_Objective_.
Transcribe the material in full, exactly as written.

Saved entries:
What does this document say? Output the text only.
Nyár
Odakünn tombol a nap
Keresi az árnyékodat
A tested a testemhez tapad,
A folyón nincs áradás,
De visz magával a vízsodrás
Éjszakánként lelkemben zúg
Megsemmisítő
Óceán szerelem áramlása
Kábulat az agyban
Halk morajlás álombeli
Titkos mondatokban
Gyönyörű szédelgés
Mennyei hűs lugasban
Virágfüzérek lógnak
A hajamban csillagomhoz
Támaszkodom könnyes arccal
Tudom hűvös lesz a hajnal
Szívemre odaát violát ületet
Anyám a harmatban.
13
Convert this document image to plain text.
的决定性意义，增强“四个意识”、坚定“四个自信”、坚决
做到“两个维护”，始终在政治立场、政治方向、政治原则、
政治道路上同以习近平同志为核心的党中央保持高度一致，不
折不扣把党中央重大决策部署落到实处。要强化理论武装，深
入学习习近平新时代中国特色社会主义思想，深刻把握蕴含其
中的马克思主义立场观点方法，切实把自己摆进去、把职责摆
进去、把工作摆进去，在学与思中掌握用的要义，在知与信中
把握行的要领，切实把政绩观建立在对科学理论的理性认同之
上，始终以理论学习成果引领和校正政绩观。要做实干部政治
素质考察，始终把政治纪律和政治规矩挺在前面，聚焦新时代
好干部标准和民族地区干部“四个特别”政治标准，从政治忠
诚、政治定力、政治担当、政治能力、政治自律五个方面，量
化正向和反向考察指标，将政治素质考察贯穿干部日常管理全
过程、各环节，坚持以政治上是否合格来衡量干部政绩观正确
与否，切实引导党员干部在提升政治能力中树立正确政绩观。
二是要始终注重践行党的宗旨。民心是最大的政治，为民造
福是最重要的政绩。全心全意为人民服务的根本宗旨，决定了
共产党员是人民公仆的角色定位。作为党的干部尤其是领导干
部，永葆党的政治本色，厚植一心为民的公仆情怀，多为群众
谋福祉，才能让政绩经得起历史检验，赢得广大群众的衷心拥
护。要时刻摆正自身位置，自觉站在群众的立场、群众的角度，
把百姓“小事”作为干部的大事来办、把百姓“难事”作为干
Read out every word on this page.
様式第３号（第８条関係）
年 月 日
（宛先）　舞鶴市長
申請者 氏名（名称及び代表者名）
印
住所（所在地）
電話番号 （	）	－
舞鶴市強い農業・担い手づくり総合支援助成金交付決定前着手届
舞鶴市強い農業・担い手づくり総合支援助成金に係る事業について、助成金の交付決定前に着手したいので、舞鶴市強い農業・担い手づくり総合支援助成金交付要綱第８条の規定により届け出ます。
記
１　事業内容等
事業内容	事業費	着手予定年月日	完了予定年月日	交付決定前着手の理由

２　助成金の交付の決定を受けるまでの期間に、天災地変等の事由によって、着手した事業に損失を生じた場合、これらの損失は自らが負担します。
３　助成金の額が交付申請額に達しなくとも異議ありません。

_Correct response_.
What does this document say? Output the text only.
Nyár
Odakünn tombol a nap
Keresi az árnyékodat
A tested a testemhez tapad,
A folyón nincs áradás,
De visz magával a vízsodrás
Éjszakánként lelkemben zúg
Megsemmisítő
Óceán szerelem áramlása
Kábulat az agyban
Halk morajlás álombeli
Titkos mondatokban
Gyönyörű szédelgés
Mennyei hűs lugasban
Virágfüzérek lógnak
A hajamban csillagomhoz
Támaszkodom könnyes arccal
Tudom hűvös lesz a hajnal
Szívemre odaát violát ületet
Anyám a harmatban.
13
Convert this document image to plain text.
的决定性意义，增强“四个意识”、坚定“四个自信”、坚决
做到“两个维护”，始终在政治立场、政治方向、政治原则、
政治道路上同以习近平同志为核心的党中央保持高度一致，不
折不扣把党中央重大决策部署落到实处。要强化理论武装，深
入学习习近平新时代中国特色社会主义思想，深刻把握蕴含其
中的马克思主义立场观点方法，切实把自己摆进去、把职责摆
进去、把工作摆进去，在学与思中掌握用的要义，在知与信中
把握行的要领，切实把政绩观建立在对科学理论的理性认同之
上，始终以理论学习成果引领和校正政绩观。要做实干部政治
素质考察，始终把政治纪律和政治规矩挺在前面，聚焦新时代
好干部标准和民族地区干部“四个特别”政治标准，从政治忠
诚、政治定力、政治担当、政治能力、政治自律五个方面，量
化正向和反向考察指标，将政治素质考察贯穿干部日常管理全
过程、各环节，坚持以政治上是否合格来衡量干部政绩观正确
与否，切实引导党员干部在提升政治能力中树立正确政绩观。
二是要始终注重践行党的宗旨。民心是最大的政治，为民造
福是最重要的政绩。全心全意为人民服务的根本宗旨，决定了
共产党员是人民公仆的角色定位。作为党的干部尤其是领导干
部，永葆党的政治本色，厚植一心为民的公仆情怀，多为群众
谋福祉，才能让政绩经得起历史检验，赢得广大群众的衷心拥
护。要时刻摆正自身位置，自觉站在群众的立场、群众的角度，
把百姓“小事”作为干部的大事来办、把百姓“难事”作为干
Read out every word on this page.
様式第３号（第８条関係）
年 月 日
（宛先）　舞鶴市長
申請者 氏名（名称及び代表者名）
印
住所（所在地）
電話番号 （	）	－
舞鶴市強い農業・担い手づくり総合支援助成金交付決定前着手届
舞鶴市強い農業・担い手づくり総合支援助成金に係る事業について、助成金の交付決定前に着手したいので、舞鶴市強い農業・担い手づくり総合支援助成金交付要綱第８条の規定により届け出ます。
記
１　事業内容等
事業内容	事業費	着手予定年月日	完了予定年月日	交付決定前着手の理由

２　助成金の交付の決定を受けるまでの期間に、天災地変等の事由によって、着手した事業に損失を生じた場合、これらの損失は自らが負担します。
３　助成金の額が交付申請額に達しなくとも異議ありません。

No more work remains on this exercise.